- [Information provided]:
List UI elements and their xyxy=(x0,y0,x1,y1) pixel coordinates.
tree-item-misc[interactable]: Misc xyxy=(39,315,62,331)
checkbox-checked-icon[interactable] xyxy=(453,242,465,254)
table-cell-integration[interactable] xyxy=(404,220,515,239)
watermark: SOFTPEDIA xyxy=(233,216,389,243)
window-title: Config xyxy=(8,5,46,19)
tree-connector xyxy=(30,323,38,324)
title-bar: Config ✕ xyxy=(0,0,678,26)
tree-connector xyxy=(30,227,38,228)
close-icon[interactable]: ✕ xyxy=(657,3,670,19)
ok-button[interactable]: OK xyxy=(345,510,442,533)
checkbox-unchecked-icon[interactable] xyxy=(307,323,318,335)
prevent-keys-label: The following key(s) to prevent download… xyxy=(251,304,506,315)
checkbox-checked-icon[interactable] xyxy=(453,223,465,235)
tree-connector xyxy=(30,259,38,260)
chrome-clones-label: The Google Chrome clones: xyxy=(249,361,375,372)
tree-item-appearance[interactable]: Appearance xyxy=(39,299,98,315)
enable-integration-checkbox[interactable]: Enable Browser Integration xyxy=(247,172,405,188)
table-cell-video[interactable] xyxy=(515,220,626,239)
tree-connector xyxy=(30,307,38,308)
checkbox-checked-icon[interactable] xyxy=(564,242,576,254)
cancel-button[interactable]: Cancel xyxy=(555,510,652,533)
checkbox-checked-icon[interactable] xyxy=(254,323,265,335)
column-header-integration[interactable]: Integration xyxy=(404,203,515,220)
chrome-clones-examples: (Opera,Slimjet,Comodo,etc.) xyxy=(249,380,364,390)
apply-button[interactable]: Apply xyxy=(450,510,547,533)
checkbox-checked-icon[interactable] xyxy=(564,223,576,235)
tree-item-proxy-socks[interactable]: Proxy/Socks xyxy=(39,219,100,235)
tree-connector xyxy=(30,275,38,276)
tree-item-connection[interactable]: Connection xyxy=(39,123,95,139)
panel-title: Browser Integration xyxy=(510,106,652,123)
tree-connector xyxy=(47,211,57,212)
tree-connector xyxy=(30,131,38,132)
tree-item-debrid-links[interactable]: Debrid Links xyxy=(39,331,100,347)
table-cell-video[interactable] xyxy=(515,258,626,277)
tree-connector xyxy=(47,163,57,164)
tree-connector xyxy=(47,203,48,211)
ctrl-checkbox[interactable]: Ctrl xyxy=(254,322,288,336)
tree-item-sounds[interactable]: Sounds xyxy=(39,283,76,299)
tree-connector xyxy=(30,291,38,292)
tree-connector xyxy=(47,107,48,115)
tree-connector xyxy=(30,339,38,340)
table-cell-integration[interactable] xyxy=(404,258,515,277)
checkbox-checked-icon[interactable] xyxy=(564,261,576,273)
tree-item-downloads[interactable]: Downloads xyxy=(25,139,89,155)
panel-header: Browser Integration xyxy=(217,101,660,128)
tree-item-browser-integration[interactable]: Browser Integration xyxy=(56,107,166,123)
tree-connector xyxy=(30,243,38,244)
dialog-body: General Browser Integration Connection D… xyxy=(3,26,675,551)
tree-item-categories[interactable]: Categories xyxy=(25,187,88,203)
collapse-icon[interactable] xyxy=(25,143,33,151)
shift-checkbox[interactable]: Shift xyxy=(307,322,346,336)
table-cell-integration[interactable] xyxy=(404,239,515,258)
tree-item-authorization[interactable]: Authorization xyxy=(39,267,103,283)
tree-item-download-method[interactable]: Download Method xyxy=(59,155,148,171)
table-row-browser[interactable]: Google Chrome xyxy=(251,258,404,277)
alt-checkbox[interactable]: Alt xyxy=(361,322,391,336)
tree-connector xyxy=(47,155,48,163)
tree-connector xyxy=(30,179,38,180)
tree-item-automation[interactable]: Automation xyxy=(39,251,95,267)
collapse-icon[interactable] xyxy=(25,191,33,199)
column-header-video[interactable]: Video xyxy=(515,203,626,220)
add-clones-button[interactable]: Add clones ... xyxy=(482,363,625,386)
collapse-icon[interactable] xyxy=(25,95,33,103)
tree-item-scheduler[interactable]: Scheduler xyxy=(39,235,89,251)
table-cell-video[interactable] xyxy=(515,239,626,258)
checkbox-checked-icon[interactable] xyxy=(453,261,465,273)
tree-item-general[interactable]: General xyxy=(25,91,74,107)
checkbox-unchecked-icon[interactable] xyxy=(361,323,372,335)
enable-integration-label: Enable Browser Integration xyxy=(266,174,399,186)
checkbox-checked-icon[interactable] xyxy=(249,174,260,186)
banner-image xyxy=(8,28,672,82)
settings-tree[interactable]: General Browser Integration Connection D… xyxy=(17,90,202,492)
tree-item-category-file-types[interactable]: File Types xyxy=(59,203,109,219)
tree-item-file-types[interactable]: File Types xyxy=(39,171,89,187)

- [Task to complete]:
Write out every line of the records from the first one down to the line that contains "tree-connector xyxy=(30,291,38,292)", with both ends included and each line unchanged.

- [Exercise output]:
List UI elements and their xyxy=(x0,y0,x1,y1) pixel coordinates.
tree-item-misc[interactable]: Misc xyxy=(39,315,62,331)
checkbox-checked-icon[interactable] xyxy=(453,242,465,254)
table-cell-integration[interactable] xyxy=(404,220,515,239)
watermark: SOFTPEDIA xyxy=(233,216,389,243)
window-title: Config xyxy=(8,5,46,19)
tree-connector xyxy=(30,323,38,324)
title-bar: Config ✕ xyxy=(0,0,678,26)
tree-connector xyxy=(30,227,38,228)
close-icon[interactable]: ✕ xyxy=(657,3,670,19)
ok-button[interactable]: OK xyxy=(345,510,442,533)
checkbox-unchecked-icon[interactable] xyxy=(307,323,318,335)
prevent-keys-label: The following key(s) to prevent download… xyxy=(251,304,506,315)
checkbox-checked-icon[interactable] xyxy=(453,223,465,235)
tree-connector xyxy=(30,259,38,260)
chrome-clones-label: The Google Chrome clones: xyxy=(249,361,375,372)
tree-item-appearance[interactable]: Appearance xyxy=(39,299,98,315)
enable-integration-checkbox[interactable]: Enable Browser Integration xyxy=(247,172,405,188)
table-cell-video[interactable] xyxy=(515,220,626,239)
tree-connector xyxy=(30,307,38,308)
checkbox-checked-icon[interactable] xyxy=(564,242,576,254)
cancel-button[interactable]: Cancel xyxy=(555,510,652,533)
checkbox-checked-icon[interactable] xyxy=(254,323,265,335)
column-header-integration[interactable]: Integration xyxy=(404,203,515,220)
chrome-clones-examples: (Opera,Slimjet,Comodo,etc.) xyxy=(249,380,364,390)
apply-button[interactable]: Apply xyxy=(450,510,547,533)
checkbox-checked-icon[interactable] xyxy=(564,223,576,235)
tree-item-proxy-socks[interactable]: Proxy/Socks xyxy=(39,219,100,235)
tree-connector xyxy=(30,275,38,276)
tree-item-connection[interactable]: Connection xyxy=(39,123,95,139)
panel-title: Browser Integration xyxy=(510,106,652,123)
tree-connector xyxy=(47,211,57,212)
tree-connector xyxy=(30,131,38,132)
tree-item-debrid-links[interactable]: Debrid Links xyxy=(39,331,100,347)
table-cell-video[interactable] xyxy=(515,258,626,277)
tree-connector xyxy=(47,163,57,164)
tree-connector xyxy=(47,203,48,211)
ctrl-checkbox[interactable]: Ctrl xyxy=(254,322,288,336)
tree-item-sounds[interactable]: Sounds xyxy=(39,283,76,299)
tree-connector xyxy=(30,291,38,292)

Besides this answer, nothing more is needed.